··· DATA ···

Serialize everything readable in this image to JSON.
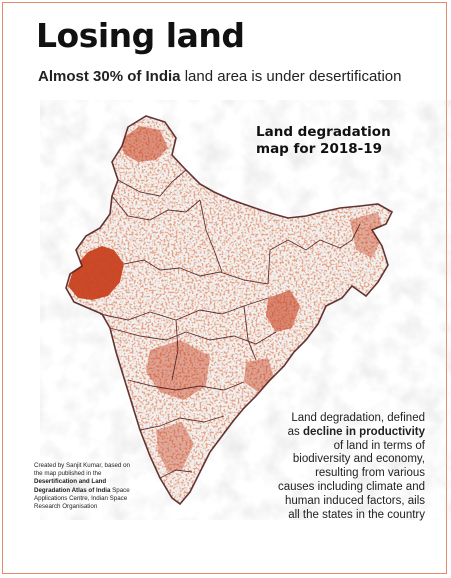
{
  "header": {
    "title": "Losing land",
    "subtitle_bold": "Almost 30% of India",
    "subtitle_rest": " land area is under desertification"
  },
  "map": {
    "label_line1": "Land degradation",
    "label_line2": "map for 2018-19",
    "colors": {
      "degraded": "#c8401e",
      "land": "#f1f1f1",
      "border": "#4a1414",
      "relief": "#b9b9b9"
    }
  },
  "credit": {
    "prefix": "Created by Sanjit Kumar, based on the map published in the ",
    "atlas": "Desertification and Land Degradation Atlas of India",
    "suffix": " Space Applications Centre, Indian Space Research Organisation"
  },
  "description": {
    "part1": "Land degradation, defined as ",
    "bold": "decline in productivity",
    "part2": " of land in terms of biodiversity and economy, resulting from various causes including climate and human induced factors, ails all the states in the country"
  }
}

···

Pictures in the records above should not be copied. Repeat everything else exactly.

* [TASK RESPONSE]:
Serialize everything readable in this image to JSON.
{
  "header": {
    "title": "Losing land",
    "subtitle_bold": "Almost 30% of India",
    "subtitle_rest": " land area is under desertification"
  },
  "map": {
    "label_line1": "Land degradation",
    "label_line2": "map for 2018-19",
    "colors": {
      "degraded": "#c8401e",
      "land": "#f1f1f1",
      "border": "#4a1414",
      "relief": "#b9b9b9"
    }
  },
  "credit": {
    "prefix": "Created by Sanjit Kumar, based on the map published in the ",
    "atlas": "Desertification and Land Degradation Atlas of India",
    "suffix": " Space Applications Centre, Indian Space Research Organisation"
  },
  "description": {
    "part1": "Land degradation, defined as ",
    "bold": "decline in productivity",
    "part2": " of land in terms of biodiversity and economy, resulting from various causes including climate and human induced factors, ails all the states in the country"
  }
}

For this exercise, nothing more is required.